§ **MATERIAL TO PROCESS**:
==============================
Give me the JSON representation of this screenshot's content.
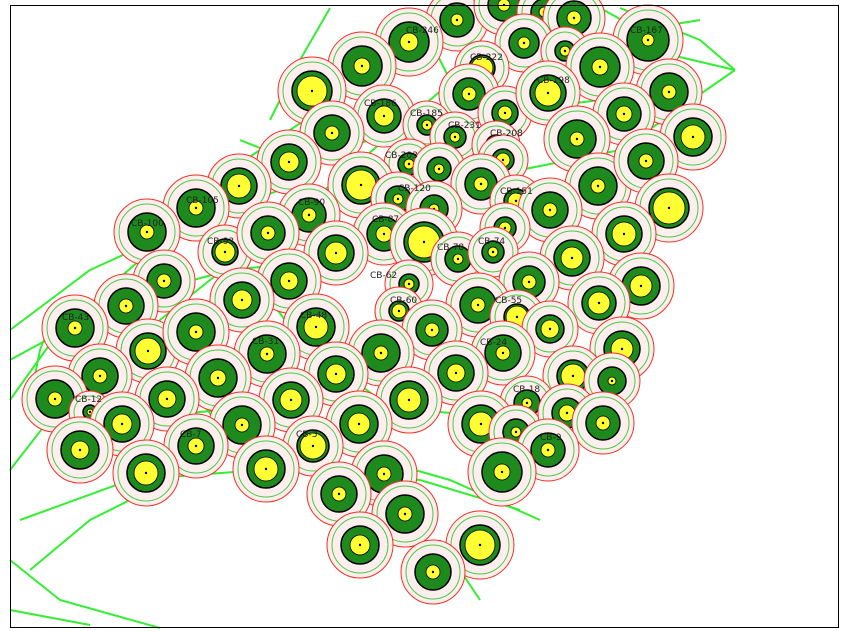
{
  "colors": {
    "background": "#ffffff",
    "network": "#33ee33",
    "buffer_outer": "#ee3322",
    "buffer_inner": "#44cc44",
    "halo": "#ffeeee",
    "crown": "#1e8a1e",
    "canopy_core": "#ffff33",
    "outline": "#000000"
  },
  "labels": [
    "CB-167",
    "CB-246",
    "CB-222",
    "CB-198",
    "CB-186",
    "CB-185",
    "CB-231",
    "CB-208",
    "CB-203",
    "CB-151",
    "CB-120",
    "CB-105",
    "CB-100",
    "CB-93",
    "CB-90",
    "CB-87",
    "CB-78",
    "CB-74",
    "CB-62",
    "CB-60",
    "CB-55",
    "CB-48",
    "CB-43",
    "CB-31",
    "CB-24",
    "CB-18",
    "CB-12",
    "CB-9",
    "CB-7",
    "CB-3"
  ]
}
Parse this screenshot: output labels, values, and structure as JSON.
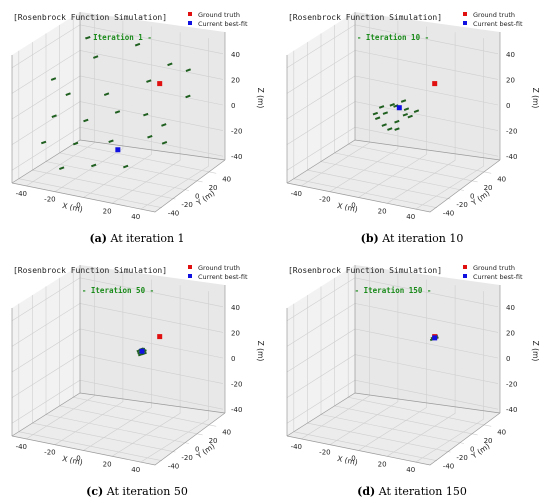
==============================
§ **WHAT NEEDS TO BE DONE**: Every line of the data above should be quoted exactly. Omit the pictures.

§ **EXERCISE ANSWER**:
Give me the JSON representation of this screenshot's content.
{
  "colors": {
    "background": "#ffffff",
    "network": "#33ee33",
    "buffer_outer": "#ee3322",
    "buffer_inner": "#44cc44",
    "halo": "#ffeeee",
    "crown": "#1e8a1e",
    "canopy_core": "#ffff33",
    "outline": "#000000"
  },
  "labels": [
    "CB-167",
    "CB-246",
    "CB-222",
    "CB-198",
    "CB-186",
    "CB-185",
    "CB-231",
    "CB-208",
    "CB-203",
    "CB-151",
    "CB-120",
    "CB-105",
    "CB-100",
    "CB-93",
    "CB-90",
    "CB-87",
    "CB-78",
    "CB-74",
    "CB-62",
    "CB-60",
    "CB-55",
    "CB-48",
    "CB-43",
    "CB-31",
    "CB-24",
    "CB-18",
    "CB-12",
    "CB-9",
    "CB-7",
    "CB-3"
  ]
}
Parse this screenshot: output labels, values, and structure as JSON.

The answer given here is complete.